═══ AVAILABLE DATA
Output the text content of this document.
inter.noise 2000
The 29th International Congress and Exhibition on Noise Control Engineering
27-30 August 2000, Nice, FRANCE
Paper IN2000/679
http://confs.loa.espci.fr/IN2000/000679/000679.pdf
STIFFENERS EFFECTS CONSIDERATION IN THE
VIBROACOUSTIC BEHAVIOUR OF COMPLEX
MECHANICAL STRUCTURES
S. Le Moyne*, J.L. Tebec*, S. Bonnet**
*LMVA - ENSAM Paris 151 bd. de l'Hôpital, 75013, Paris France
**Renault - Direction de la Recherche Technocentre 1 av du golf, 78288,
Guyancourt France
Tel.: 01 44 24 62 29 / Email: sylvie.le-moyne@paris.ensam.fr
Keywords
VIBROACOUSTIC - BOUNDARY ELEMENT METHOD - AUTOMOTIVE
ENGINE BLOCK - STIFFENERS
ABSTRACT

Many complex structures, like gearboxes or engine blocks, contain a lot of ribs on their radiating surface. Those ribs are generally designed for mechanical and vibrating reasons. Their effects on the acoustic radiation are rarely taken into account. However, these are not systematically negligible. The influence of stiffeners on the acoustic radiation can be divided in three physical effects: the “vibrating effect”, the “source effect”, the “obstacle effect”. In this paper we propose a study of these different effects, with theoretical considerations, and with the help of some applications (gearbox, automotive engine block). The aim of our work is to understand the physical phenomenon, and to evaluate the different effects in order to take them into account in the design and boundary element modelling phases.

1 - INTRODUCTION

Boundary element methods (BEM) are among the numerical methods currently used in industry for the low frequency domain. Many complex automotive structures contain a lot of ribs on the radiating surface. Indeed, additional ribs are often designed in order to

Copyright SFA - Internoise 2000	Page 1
══════
=== GOAL ===
Copy, from the material, each line that holds the string "VIBROACOUSTIC".

=== ANSWER BELOW ===
VIBROACOUSTIC BEHAVIOUR OF COMPLEX
VIBROACOUSTIC - BOUNDARY ELEMENT METHOD - AUTOMOTIVE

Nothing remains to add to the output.